** Start Data supplied **

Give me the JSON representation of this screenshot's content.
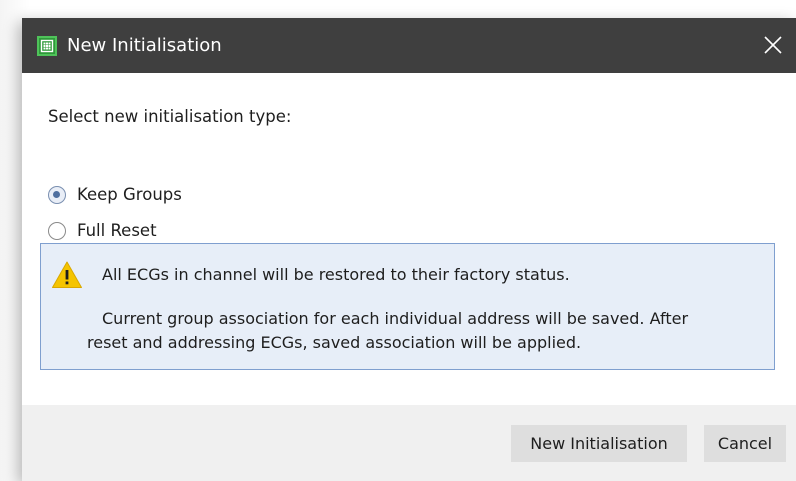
{
  "window": {
    "title": "New Initialisation",
    "app_icon": "grid-app-icon",
    "close_icon": "close-icon"
  },
  "dialog": {
    "prompt": "Select new initialisation type:",
    "options": [
      {
        "label": "Keep Groups",
        "selected": true
      },
      {
        "label": "Full Reset",
        "selected": false
      }
    ],
    "info": {
      "icon": "warning-icon",
      "line1": "All ECGs in channel will be restored to their factory status.",
      "line2a": "Current group association for each individual address will be saved. After",
      "line2b": "reset and addressing ECGs, saved association will be applied."
    }
  },
  "footer": {
    "primary_label": "New Initialisation",
    "cancel_label": "Cancel"
  },
  "colors": {
    "titlebar": "#3f3f3f",
    "info_bg": "#e7eef8",
    "info_border": "#7f9fcf",
    "warning": "#f5c400",
    "button_bg": "#dedede",
    "footer_bg": "#f0f0f0"
  }
}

** End Data supplied **

- _Aim_: Write out each line of the data exactly; the images should be left out.

- _Solution for this problem_:
Give me the JSON representation of this screenshot's content.
{
  "window": {
    "title": "New Initialisation",
    "app_icon": "grid-app-icon",
    "close_icon": "close-icon"
  },
  "dialog": {
    "prompt": "Select new initialisation type:",
    "options": [
      {
        "label": "Keep Groups",
        "selected": true
      },
      {
        "label": "Full Reset",
        "selected": false
      }
    ],
    "info": {
      "icon": "warning-icon",
      "line1": "All ECGs in channel will be restored to their factory status.",
      "line2a": "Current group association for each individual address will be saved. After",
      "line2b": "reset and addressing ECGs, saved association will be applied."
    }
  },
  "footer": {
    "primary_label": "New Initialisation",
    "cancel_label": "Cancel"
  },
  "colors": {
    "titlebar": "#3f3f3f",
    "info_bg": "#e7eef8",
    "info_border": "#7f9fcf",
    "warning": "#f5c400",
    "button_bg": "#dedede",
    "footer_bg": "#f0f0f0"
  }
}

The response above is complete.